* **GOAL**
Compute the number of lines that include the string "this", then output that number and nothing else.

* **MATERIAL SHOWN**
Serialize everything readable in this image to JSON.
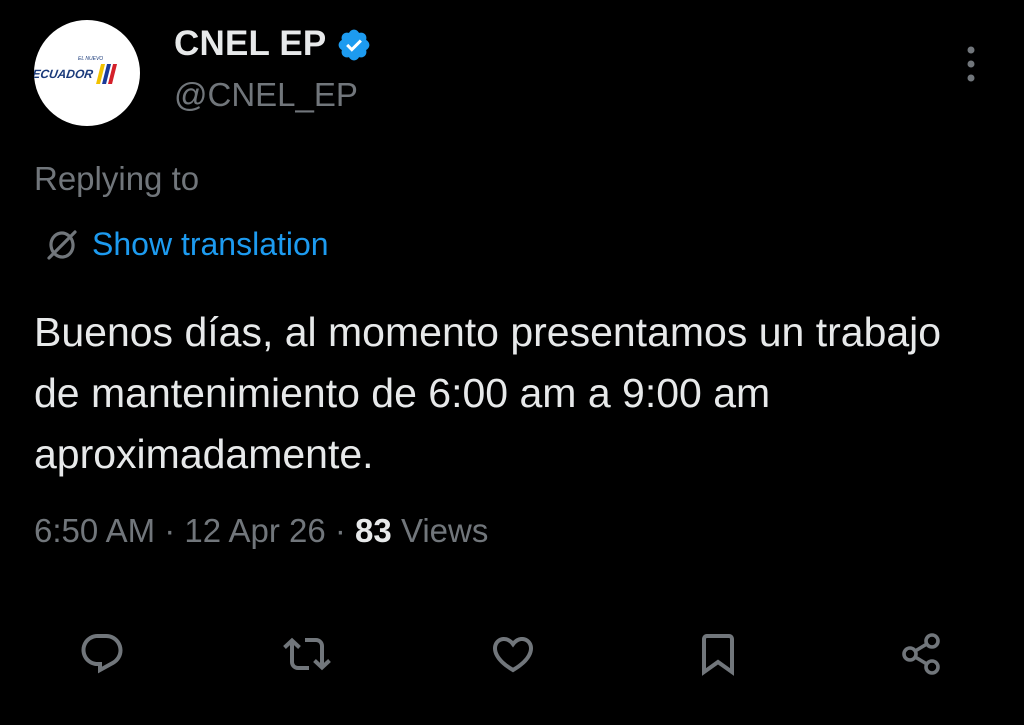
{
  "tweet": {
    "author": {
      "display_name": "CNEL EP",
      "handle": "@CNEL_EP",
      "verified": true,
      "avatar_logo_text": "ECUADOR",
      "avatar_logo_small_text": "EL NUEVO"
    },
    "replying_to_label": "Replying to",
    "translation_label": "Show translation",
    "text": "Buenos días, al momento presentamos un trabajo de mantenimiento de 6:00 am a 9:00 am aproximadamente.",
    "time": "6:50 AM",
    "date": "12 Apr 26",
    "separator": "·",
    "views_count": "83",
    "views_label": "Views"
  },
  "actions": [
    {
      "name": "reply",
      "icon": "reply-icon"
    },
    {
      "name": "retweet",
      "icon": "retweet-icon"
    },
    {
      "name": "like",
      "icon": "heart-icon"
    },
    {
      "name": "bookmark",
      "icon": "bookmark-icon"
    },
    {
      "name": "share",
      "icon": "share-icon"
    }
  ],
  "colors": {
    "background": "#000000",
    "text_primary": "#e7e9ea",
    "text_secondary": "#71767b",
    "link": "#1d9bf0",
    "verified_badge": "#1d9bf0",
    "icon": "#71767b"
  }
}
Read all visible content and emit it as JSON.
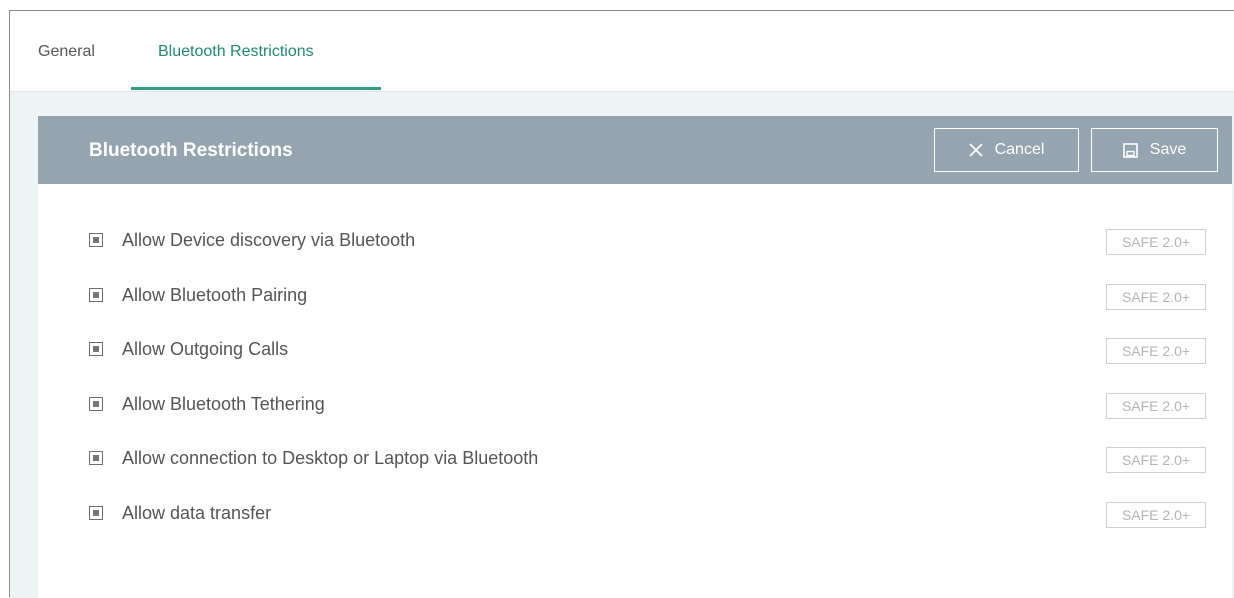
{
  "tabs": {
    "general": "General",
    "bluetooth": "Bluetooth Restrictions"
  },
  "panel": {
    "title": "Bluetooth Restrictions",
    "cancel_label": "Cancel",
    "save_label": "Save"
  },
  "options": [
    {
      "label": "Allow Device discovery via Bluetooth",
      "badge": "SAFE 2.0+"
    },
    {
      "label": "Allow Bluetooth Pairing",
      "badge": "SAFE 2.0+"
    },
    {
      "label": "Allow Outgoing Calls",
      "badge": "SAFE 2.0+"
    },
    {
      "label": "Allow Bluetooth Tethering",
      "badge": "SAFE 2.0+"
    },
    {
      "label": "Allow connection to Desktop or Laptop via Bluetooth",
      "badge": "SAFE 2.0+"
    },
    {
      "label": "Allow data transfer",
      "badge": "SAFE 2.0+"
    }
  ],
  "colors": {
    "accent": "#2e9e84",
    "header_bg": "#94a5b0",
    "content_bg": "#eef3f6"
  }
}
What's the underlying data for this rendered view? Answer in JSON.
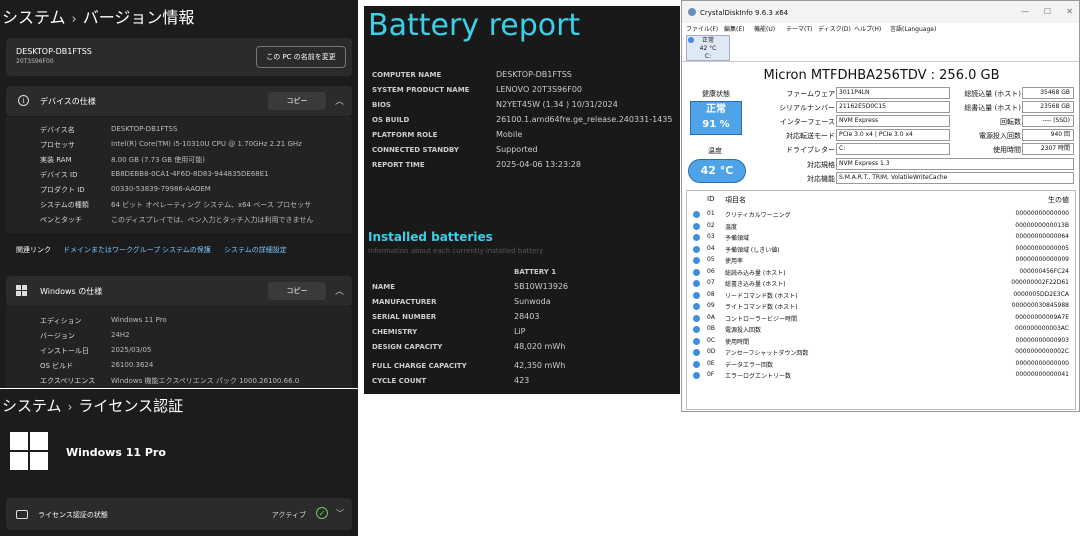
{
  "windows_settings": {
    "breadcrumb_parent": "システム",
    "breadcrumb_sep": "›",
    "page_title": "バージョン情報",
    "pc_name": "DESKTOP-DB1FTSS",
    "pc_model": "20T3S96F00",
    "rename_button": "この PC の名前を変更",
    "device_spec": {
      "title": "デバイスの仕様",
      "copy_button": "コピー",
      "rows": [
        {
          "label": "デバイス名",
          "value": "DESKTOP-DB1FTSS"
        },
        {
          "label": "プロセッサ",
          "value": "Intel(R) Core(TM) i5-10310U CPU @ 1.70GHz   2.21 GHz"
        },
        {
          "label": "実装 RAM",
          "value": "8.00 GB (7.73 GB 使用可能)"
        },
        {
          "label": "デバイス ID",
          "value": "EB8DEBB8-0CA1-4F6D-8D83-944835DE68E1"
        },
        {
          "label": "プロダクト ID",
          "value": "00330-53839-79986-AAOEM"
        },
        {
          "label": "システムの種類",
          "value": "64 ビット オペレーティング システム、x64 ベース プロセッサ"
        },
        {
          "label": "ペンとタッチ",
          "value": "このディスプレイでは、ペン入力とタッチ入力は利用できません"
        }
      ]
    },
    "related_links": {
      "label": "関連リンク",
      "links": [
        "ドメインまたはワークグループ",
        "システムの保護",
        "システムの詳細設定"
      ]
    },
    "windows_spec": {
      "title": "Windows の仕様",
      "copy_button": "コピー",
      "rows": [
        {
          "label": "エディション",
          "value": "Windows 11 Pro"
        },
        {
          "label": "バージョン",
          "value": "24H2"
        },
        {
          "label": "インストール日",
          "value": "2025/03/05"
        },
        {
          "label": "OS ビルド",
          "value": "26100.3624"
        },
        {
          "label": "エクスペリエンス",
          "value": "Windows 機能エクスペリエンス パック 1000.26100.66.0"
        }
      ]
    }
  },
  "license": {
    "breadcrumb_parent": "システム",
    "breadcrumb_sep": "›",
    "page_title": "ライセンス認証",
    "edition": "Windows 11 Pro",
    "status_label": "ライセンス認証の状態",
    "status_value": "アクティブ"
  },
  "battery_report": {
    "title": "Battery report",
    "system_rows": [
      {
        "label": "COMPUTER NAME",
        "value": "DESKTOP-DB1FTSS"
      },
      {
        "label": "SYSTEM PRODUCT NAME",
        "value": "LENOVO 20T3S96F00"
      },
      {
        "label": "BIOS",
        "value": "N2YET45W (1.34 ) 10/31/2024"
      },
      {
        "label": "OS BUILD",
        "value": "26100.1.amd64fre.ge_release.240331-1435"
      },
      {
        "label": "PLATFORM ROLE",
        "value": "Mobile"
      },
      {
        "label": "CONNECTED STANDBY",
        "value": "Supported"
      },
      {
        "label": "REPORT TIME",
        "value": "2025-04-06   13:23:28"
      }
    ],
    "installed_title": "Installed batteries",
    "installed_subtitle": "Information about each currently installed battery",
    "battery_column": "BATTERY 1",
    "battery_rows": [
      {
        "label": "NAME",
        "value": "5B10W13926"
      },
      {
        "label": "MANUFACTURER",
        "value": "Sunwoda"
      },
      {
        "label": "SERIAL NUMBER",
        "value": "28403"
      },
      {
        "label": "CHEMISTRY",
        "value": "LiP"
      },
      {
        "label": "DESIGN CAPACITY",
        "value": "48,020 mWh"
      },
      {
        "label": "FULL CHARGE CAPACITY",
        "value": "42,350 mWh"
      },
      {
        "label": "CYCLE COUNT",
        "value": "423"
      }
    ]
  },
  "crystal_disk_info": {
    "window_title": "CrystalDiskInfo 9.6.3 x64",
    "menu": [
      "ファイル(F)",
      "編集(E)",
      "機能(U)",
      "テーマ(T)",
      "ディスク(D)",
      "ヘルプ(H)",
      "言語(Language)"
    ],
    "drive_tab": {
      "status": "正常",
      "temp": "42 °C",
      "letter": "C:"
    },
    "model": "Micron MTFDHBA256TDV : 256.0 GB",
    "health_label": "健康状態",
    "health_status": "正常",
    "health_percent": "91 %",
    "temp_label": "温度",
    "temp_value": "42 °C",
    "left_fields": [
      {
        "label": "ファームウェア",
        "value": "3011P4LN"
      },
      {
        "label": "シリアルナンバー",
        "value": "21162E5D0C15"
      },
      {
        "label": "インターフェース",
        "value": "NVM Express"
      },
      {
        "label": "対応転送モード",
        "value": "PCIe 3.0 x4 | PCIe 3.0 x4"
      },
      {
        "label": "ドライブレター",
        "value": "C:"
      }
    ],
    "right_fields": [
      {
        "label": "総読込量 (ホスト)",
        "value": "35468 GB"
      },
      {
        "label": "総書込量 (ホスト)",
        "value": "23568 GB"
      },
      {
        "label": "回転数",
        "value": "---- (SSD)"
      },
      {
        "label": "電源投入回数",
        "value": "940 回"
      },
      {
        "label": "使用時間",
        "value": "2307 時間"
      }
    ],
    "standard_label": "対応規格",
    "standard_value": "NVM Express 1.3",
    "features_label": "対応機能",
    "features_value": "S.M.A.R.T., TRIM, VolatileWriteCache",
    "smart_headers": {
      "id": "ID",
      "name": "項目名",
      "raw": "生の値"
    },
    "smart_rows": [
      {
        "id": "01",
        "name": "クリティカルワーニング",
        "raw": "00000000000000"
      },
      {
        "id": "02",
        "name": "温度",
        "raw": "0000000000013B"
      },
      {
        "id": "03",
        "name": "予備領域",
        "raw": "00000000000064"
      },
      {
        "id": "04",
        "name": "予備領域 (しきい値)",
        "raw": "00000000000005"
      },
      {
        "id": "05",
        "name": "使用率",
        "raw": "00000000000009"
      },
      {
        "id": "06",
        "name": "総読み込み量 (ホスト)",
        "raw": "000000456FC24"
      },
      {
        "id": "07",
        "name": "総書き込み量 (ホスト)",
        "raw": "000000002F22D61"
      },
      {
        "id": "08",
        "name": "リードコマンド数 (ホスト)",
        "raw": "0000005DD2E3CA"
      },
      {
        "id": "09",
        "name": "ライトコマンド数 (ホスト)",
        "raw": "000000030845988"
      },
      {
        "id": "0A",
        "name": "コントローラービジー時間",
        "raw": "00000000009A7E"
      },
      {
        "id": "0B",
        "name": "電源投入回数",
        "raw": "000000000003AC"
      },
      {
        "id": "0C",
        "name": "使用時間",
        "raw": "00000000000903"
      },
      {
        "id": "0D",
        "name": "アンセーフシャットダウン回数",
        "raw": "0000000000002C"
      },
      {
        "id": "0E",
        "name": "データエラー回数",
        "raw": "00000000000000"
      },
      {
        "id": "0F",
        "name": "エラーログエントリー数",
        "raw": "00000000000041"
      }
    ]
  },
  "colors": {
    "accent": "#3ad0e8",
    "health": "#4fa4e8",
    "active_check": "#6ccb5f"
  }
}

* **SOLUTION TO THE PROBLEM**
2